• [STORED ROWS]:
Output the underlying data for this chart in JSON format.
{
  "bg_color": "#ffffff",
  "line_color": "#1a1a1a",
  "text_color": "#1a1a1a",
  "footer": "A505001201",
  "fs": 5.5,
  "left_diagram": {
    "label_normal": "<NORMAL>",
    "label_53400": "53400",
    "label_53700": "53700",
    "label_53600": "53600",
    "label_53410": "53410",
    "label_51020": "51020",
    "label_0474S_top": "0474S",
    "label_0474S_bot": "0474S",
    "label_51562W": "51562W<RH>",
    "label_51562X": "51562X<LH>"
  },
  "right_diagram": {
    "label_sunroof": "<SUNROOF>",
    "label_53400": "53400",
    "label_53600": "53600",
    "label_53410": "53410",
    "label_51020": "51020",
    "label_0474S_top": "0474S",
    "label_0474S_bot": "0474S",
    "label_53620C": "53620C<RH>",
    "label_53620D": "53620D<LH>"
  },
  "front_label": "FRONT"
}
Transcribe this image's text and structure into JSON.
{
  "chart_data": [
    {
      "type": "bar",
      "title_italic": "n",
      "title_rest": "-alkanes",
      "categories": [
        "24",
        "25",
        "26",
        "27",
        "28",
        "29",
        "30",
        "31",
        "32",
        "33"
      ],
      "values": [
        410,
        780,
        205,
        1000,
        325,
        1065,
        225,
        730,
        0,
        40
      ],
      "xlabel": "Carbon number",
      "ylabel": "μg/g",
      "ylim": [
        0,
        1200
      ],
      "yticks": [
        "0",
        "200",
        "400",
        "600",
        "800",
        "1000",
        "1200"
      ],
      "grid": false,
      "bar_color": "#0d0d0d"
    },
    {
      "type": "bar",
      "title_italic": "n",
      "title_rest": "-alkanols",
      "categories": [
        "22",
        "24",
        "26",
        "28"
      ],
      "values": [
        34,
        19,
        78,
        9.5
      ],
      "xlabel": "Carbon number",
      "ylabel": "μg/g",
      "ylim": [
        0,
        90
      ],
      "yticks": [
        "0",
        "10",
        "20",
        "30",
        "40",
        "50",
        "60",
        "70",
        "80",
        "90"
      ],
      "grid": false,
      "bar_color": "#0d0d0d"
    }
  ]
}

• [DIRECTION]: Retype the listing above in full, with no alterations.

• [EXERCISE SOLUTION]:
Output the underlying data for this chart in JSON format.
{
  "bg_color": "#ffffff",
  "line_color": "#1a1a1a",
  "text_color": "#1a1a1a",
  "footer": "A505001201",
  "fs": 5.5,
  "left_diagram": {
    "label_normal": "<NORMAL>",
    "label_53400": "53400",
    "label_53700": "53700",
    "label_53600": "53600",
    "label_53410": "53410",
    "label_51020": "51020",
    "label_0474S_top": "0474S",
    "label_0474S_bot": "0474S",
    "label_51562W": "51562W<RH>",
    "label_51562X": "51562X<LH>"
  },
  "right_diagram": {
    "label_sunroof": "<SUNROOF>",
    "label_53400": "53400",
    "label_53600": "53600",
    "label_53410": "53410",
    "label_51020": "51020",
    "label_0474S_top": "0474S",
    "label_0474S_bot": "0474S",
    "label_53620C": "53620C<RH>",
    "label_53620D": "53620D<LH>"
  },
  "front_label": "FRONT"
}
Transcribe this image's text and structure into JSON.
{
  "chart_data": [
    {
      "type": "bar",
      "title_italic": "n",
      "title_rest": "-alkanes",
      "categories": [
        "24",
        "25",
        "26",
        "27",
        "28",
        "29",
        "30",
        "31",
        "32",
        "33"
      ],
      "values": [
        410,
        780,
        205,
        1000,
        325,
        1065,
        225,
        730,
        0,
        40
      ],
      "xlabel": "Carbon number",
      "ylabel": "μg/g",
      "ylim": [
        0,
        1200
      ],
      "yticks": [
        "0",
        "200",
        "400",
        "600",
        "800",
        "1000",
        "1200"
      ],
      "grid": false,
      "bar_color": "#0d0d0d"
    },
    {
      "type": "bar",
      "title_italic": "n",
      "title_rest": "-alkanols",
      "categories": [
        "22",
        "24",
        "26",
        "28"
      ],
      "values": [
        34,
        19,
        78,
        9.5
      ],
      "xlabel": "Carbon number",
      "ylabel": "μg/g",
      "ylim": [
        0,
        90
      ],
      "yticks": [
        "0",
        "10",
        "20",
        "30",
        "40",
        "50",
        "60",
        "70",
        "80",
        "90"
      ],
      "grid": false,
      "bar_color": "#0d0d0d"
    }
  ]
}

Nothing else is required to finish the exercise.